> Saved entries:
* * *

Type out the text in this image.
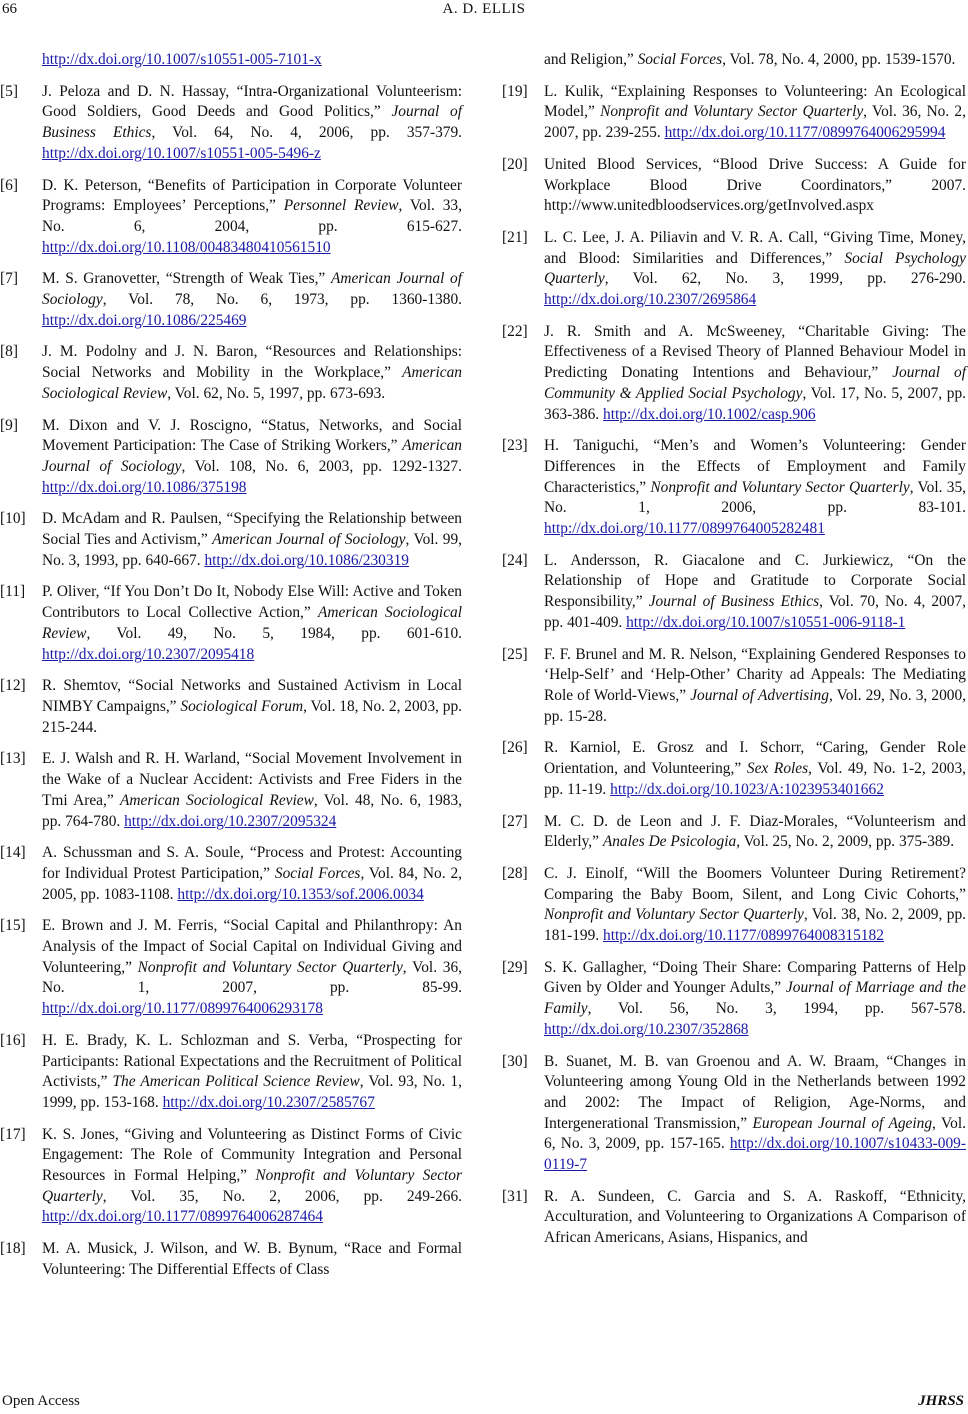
66	A. D. ELLIS
http://dx.doi.org/10.1007/s10551-005-7101-x
[5] J. Peloza and D. N. Hassay, “Intra-Organizational Volunteerism: Good Soldiers, Good Deeds and Good Politics,” Journal of Business Ethics, Vol. 64, No. 4, 2006, pp. 357-379. http://dx.doi.org/10.1007/s10551-005-5496-z
[6] D. K. Peterson, “Benefits of Participation in Corporate Volunteer Programs: Employees’ Perceptions,” Personnel Review, Vol. 33, No. 6, 2004, pp. 615-627. http://dx.doi.org/10.1108/00483480410561510
[7] M. S. Granovetter, “Strength of Weak Ties,” American Journal of Sociology, Vol. 78, No. 6, 1973, pp. 1360-1380. http://dx.doi.org/10.1086/225469
[8] J. M. Podolny and J. N. Baron, “Resources and Relationships: Social Networks and Mobility in the Workplace,” American Sociological Review, Vol. 62, No. 5, 1997, pp. 673-693.
[9] M. Dixon and V. J. Roscigno, “Status, Networks, and Social Movement Participation: The Case of Striking Workers,” American Journal of Sociology, Vol. 108, No. 6, 2003, pp. 1292-1327. http://dx.doi.org/10.1086/375198
[10] D. McAdam and R. Paulsen, “Specifying the Relationship between Social Ties and Activism,” American Journal of Sociology, Vol. 99, No. 3, 1993, pp. 640-667. http://dx.doi.org/10.1086/230319
[11] P. Oliver, “If You Don’t Do It, Nobody Else Will: Active and Token Contributors to Local Collective Action,” American Sociological Review, Vol. 49, No. 5, 1984, pp. 601-610. http://dx.doi.org/10.2307/2095418
[12] R. Shemtov, “Social Networks and Sustained Activism in Local NIMBY Campaigns,” Sociological Forum, Vol. 18, No. 2, 2003, pp. 215-244.
[13] E. J. Walsh and R. H. Warland, “Social Movement Involvement in the Wake of a Nuclear Accident: Activists and Free Fiders in the Tmi Area,” American Sociological Review, Vol. 48, No. 6, 1983, pp. 764-780. http://dx.doi.org/10.2307/2095324
[14] A. Schussman and S. A. Soule, “Process and Protest: Accounting for Individual Protest Participation,” Social Forces, Vol. 84, No. 2, 2005, pp. 1083-1108. http://dx.doi.org/10.1353/sof.2006.0034
[15] E. Brown and J. M. Ferris, “Social Capital and Philanthropy: An Analysis of the Impact of Social Capital on Individual Giving and Volunteering,” Nonprofit and Voluntary Sector Quarterly, Vol. 36, No. 1, 2007, pp. 85-99. http://dx.doi.org/10.1177/0899764006293178
[16] H. E. Brady, K. L. Schlozman and S. Verba, “Prospecting for Participants: Rational Expectations and the Recruitment of Political Activists,” The American Political Science Review, Vol. 93, No. 1, 1999, pp. 153-168. http://dx.doi.org/10.2307/2585767
[17] K. S. Jones, “Giving and Volunteering as Distinct Forms of Civic Engagement: The Role of Community Integration and Personal Resources in Formal Helping,” Nonprofit and Voluntary Sector Quarterly, Vol. 35, No. 2, 2006, pp. 249-266. http://dx.doi.org/10.1177/0899764006287464
[18] M. A. Musick, J. Wilson, and W. B. Bynum, “Race and Formal Volunteering: The Differential Effects of Class
and Religion,” Social Forces, Vol. 78, No. 4, 2000, pp. 1539-1570.
[19] L. Kulik, “Explaining Responses to Volunteering: An Ecological Model,” Nonprofit and Voluntary Sector Quarterly, Vol. 36, No. 2, 2007, pp. 239-255. http://dx.doi.org/10.1177/0899764006295994
[20] United Blood Services, “Blood Drive Success: A Guide for Workplace Blood Drive Coordinators,” 2007. http://www.unitedbloodservices.org/getInvolved.aspx
[21] L. C. Lee, J. A. Piliavin and V. R. A. Call, “Giving Time, Money, and Blood: Similarities and Differences,” Social Psychology Quarterly, Vol. 62, No. 3, 1999, pp. 276-290. http://dx.doi.org/10.2307/2695864
[22] J. R. Smith and A. McSweeney, “Charitable Giving: The Effectiveness of a Revised Theory of Planned Behaviour Model in Predicting Donating Intentions and Behaviour,” Journal of Community & Applied Social Psychology, Vol. 17, No. 5, 2007, pp. 363-386. http://dx.doi.org/10.1002/casp.906
[23] H. Taniguchi, “Men’s and Women’s Volunteering: Gender Differences in the Effects of Employment and Family Characteristics,” Nonprofit and Voluntary Sector Quarterly, Vol. 35, No. 1, 2006, pp. 83-101. http://dx.doi.org/10.1177/0899764005282481
[24] L. Andersson, R. Giacalone and C. Jurkiewicz, “On the Relationship of Hope and Gratitude to Corporate Social Responsibility,” Journal of Business Ethics, Vol. 70, No. 4, 2007, pp. 401-409. http://dx.doi.org/10.1007/s10551-006-9118-1
[25] F. F. Brunel and M. R. Nelson, “Explaining Gendered Responses to ‘Help-Self’ and ‘Help-Other’ Charity ad Appeals: The Mediating Role of World-Views,” Journal of Advertising, Vol. 29, No. 3, 2000, pp. 15-28.
[26] R. Karniol, E. Grosz and I. Schorr, “Caring, Gender Role Orientation, and Volunteering,” Sex Roles, Vol. 49, No. 1-2, 2003, pp. 11-19. http://dx.doi.org/10.1023/A:1023953401662
[27] M. C. D. de Leon and J. F. Diaz-Morales, “Volunteerism and Elderly,” Anales De Psicologia, Vol. 25, No. 2, 2009, pp. 375-389.
[28] C. J. Einolf, “Will the Boomers Volunteer During Retirement? Comparing the Baby Boom, Silent, and Long Civic Cohorts,” Nonprofit and Voluntary Sector Quarterly, Vol. 38, No. 2, 2009, pp. 181-199. http://dx.doi.org/10.1177/0899764008315182
[29] S. K. Gallagher, “Doing Their Share: Comparing Patterns of Help Given by Older and Younger Adults,” Journal of Marriage and the Family, Vol. 56, No. 3, 1994, pp. 567-578. http://dx.doi.org/10.2307/352868
[30] B. Suanet, M. B. van Groenou and A. W. Braam, “Changes in Volunteering among Young Old in the Netherlands between 1992 and 2002: The Impact of Religion, Age-Norms, and Intergenerational Transmission,” European Journal of Ageing, Vol. 6, No. 3, 2009, pp. 157-165. http://dx.doi.org/10.1007/s10433-009-0119-7
[31] R. A. Sundeen, C. Garcia and S. A. Raskoff, “Ethnicity, Acculturation, and Volunteering to Organizations A Comparison of African Americans, Asians, Hispanics, and
Open Access	JHRSS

* * *

> Activity:
Give back every record above exactly as written, skipping each picture.

> Result for this exercise:
Type out the text in this image.
66	A. D. ELLIS
http://dx.doi.org/10.1007/s10551-005-7101-x
[5] J. Peloza and D. N. Hassay, “Intra-Organizational Volunteerism: Good Soldiers, Good Deeds and Good Politics,” Journal of Business Ethics, Vol. 64, No. 4, 2006, pp. 357-379. http://dx.doi.org/10.1007/s10551-005-5496-z
[6] D. K. Peterson, “Benefits of Participation in Corporate Volunteer Programs: Employees’ Perceptions,” Personnel Review, Vol. 33, No. 6, 2004, pp. 615-627. http://dx.doi.org/10.1108/00483480410561510
[7] M. S. Granovetter, “Strength of Weak Ties,” American Journal of Sociology, Vol. 78, No. 6, 1973, pp. 1360-1380. http://dx.doi.org/10.1086/225469
[8] J. M. Podolny and J. N. Baron, “Resources and Relationships: Social Networks and Mobility in the Workplace,” American Sociological Review, Vol. 62, No. 5, 1997, pp. 673-693.
[9] M. Dixon and V. J. Roscigno, “Status, Networks, and Social Movement Participation: The Case of Striking Workers,” American Journal of Sociology, Vol. 108, No. 6, 2003, pp. 1292-1327. http://dx.doi.org/10.1086/375198
[10] D. McAdam and R. Paulsen, “Specifying the Relationship between Social Ties and Activism,” American Journal of Sociology, Vol. 99, No. 3, 1993, pp. 640-667. http://dx.doi.org/10.1086/230319
[11] P. Oliver, “If You Don’t Do It, Nobody Else Will: Active and Token Contributors to Local Collective Action,” American Sociological Review, Vol. 49, No. 5, 1984, pp. 601-610. http://dx.doi.org/10.2307/2095418
[12] R. Shemtov, “Social Networks and Sustained Activism in Local NIMBY Campaigns,” Sociological Forum, Vol. 18, No. 2, 2003, pp. 215-244.
[13] E. J. Walsh and R. H. Warland, “Social Movement Involvement in the Wake of a Nuclear Accident: Activists and Free Fiders in the Tmi Area,” American Sociological Review, Vol. 48, No. 6, 1983, pp. 764-780. http://dx.doi.org/10.2307/2095324
[14] A. Schussman and S. A. Soule, “Process and Protest: Accounting for Individual Protest Participation,” Social Forces, Vol. 84, No. 2, 2005, pp. 1083-1108. http://dx.doi.org/10.1353/sof.2006.0034
[15] E. Brown and J. M. Ferris, “Social Capital and Philanthropy: An Analysis of the Impact of Social Capital on Individual Giving and Volunteering,” Nonprofit and Voluntary Sector Quarterly, Vol. 36, No. 1, 2007, pp. 85-99. http://dx.doi.org/10.1177/0899764006293178
[16] H. E. Brady, K. L. Schlozman and S. Verba, “Prospecting for Participants: Rational Expectations and the Recruitment of Political Activists,” The American Political Science Review, Vol. 93, No. 1, 1999, pp. 153-168. http://dx.doi.org/10.2307/2585767
[17] K. S. Jones, “Giving and Volunteering as Distinct Forms of Civic Engagement: The Role of Community Integration and Personal Resources in Formal Helping,” Nonprofit and Voluntary Sector Quarterly, Vol. 35, No. 2, 2006, pp. 249-266. http://dx.doi.org/10.1177/0899764006287464
[18] M. A. Musick, J. Wilson, and W. B. Bynum, “Race and Formal Volunteering: The Differential Effects of Class
and Religion,” Social Forces, Vol. 78, No. 4, 2000, pp. 1539-1570.
[19] L. Kulik, “Explaining Responses to Volunteering: An Ecological Model,” Nonprofit and Voluntary Sector Quarterly, Vol. 36, No. 2, 2007, pp. 239-255. http://dx.doi.org/10.1177/0899764006295994
[20] United Blood Services, “Blood Drive Success: A Guide for Workplace Blood Drive Coordinators,” 2007. http://www.unitedbloodservices.org/getInvolved.aspx
[21] L. C. Lee, J. A. Piliavin and V. R. A. Call, “Giving Time, Money, and Blood: Similarities and Differences,” Social Psychology Quarterly, Vol. 62, No. 3, 1999, pp. 276-290. http://dx.doi.org/10.2307/2695864
[22] J. R. Smith and A. McSweeney, “Charitable Giving: The Effectiveness of a Revised Theory of Planned Behaviour Model in Predicting Donating Intentions and Behaviour,” Journal of Community & Applied Social Psychology, Vol. 17, No. 5, 2007, pp. 363-386. http://dx.doi.org/10.1002/casp.906
[23] H. Taniguchi, “Men’s and Women’s Volunteering: Gender Differences in the Effects of Employment and Family Characteristics,” Nonprofit and Voluntary Sector Quarterly, Vol. 35, No. 1, 2006, pp. 83-101. http://dx.doi.org/10.1177/0899764005282481
[24] L. Andersson, R. Giacalone and C. Jurkiewicz, “On the Relationship of Hope and Gratitude to Corporate Social Responsibility,” Journal of Business Ethics, Vol. 70, No. 4, 2007, pp. 401-409. http://dx.doi.org/10.1007/s10551-006-9118-1
[25] F. F. Brunel and M. R. Nelson, “Explaining Gendered Responses to ‘Help-Self’ and ‘Help-Other’ Charity ad Appeals: The Mediating Role of World-Views,” Journal of Advertising, Vol. 29, No. 3, 2000, pp. 15-28.
[26] R. Karniol, E. Grosz and I. Schorr, “Caring, Gender Role Orientation, and Volunteering,” Sex Roles, Vol. 49, No. 1-2, 2003, pp. 11-19. http://dx.doi.org/10.1023/A:1023953401662
[27] M. C. D. de Leon and J. F. Diaz-Morales, “Volunteerism and Elderly,” Anales De Psicologia, Vol. 25, No. 2, 2009, pp. 375-389.
[28] C. J. Einolf, “Will the Boomers Volunteer During Retirement? Comparing the Baby Boom, Silent, and Long Civic Cohorts,” Nonprofit and Voluntary Sector Quarterly, Vol. 38, No. 2, 2009, pp. 181-199. http://dx.doi.org/10.1177/0899764008315182
[29] S. K. Gallagher, “Doing Their Share: Comparing Patterns of Help Given by Older and Younger Adults,” Journal of Marriage and the Family, Vol. 56, No. 3, 1994, pp. 567-578. http://dx.doi.org/10.2307/352868
[30] B. Suanet, M. B. van Groenou and A. W. Braam, “Changes in Volunteering among Young Old in the Netherlands between 1992 and 2002: The Impact of Religion, Age-Norms, and Intergenerational Transmission,” European Journal of Ageing, Vol. 6, No. 3, 2009, pp. 157-165. http://dx.doi.org/10.1007/s10433-009-0119-7
[31] R. A. Sundeen, C. Garcia and S. A. Raskoff, “Ethnicity, Acculturation, and Volunteering to Organizations A Comparison of African Americans, Asians, Hispanics, and
Open Access	JHRSS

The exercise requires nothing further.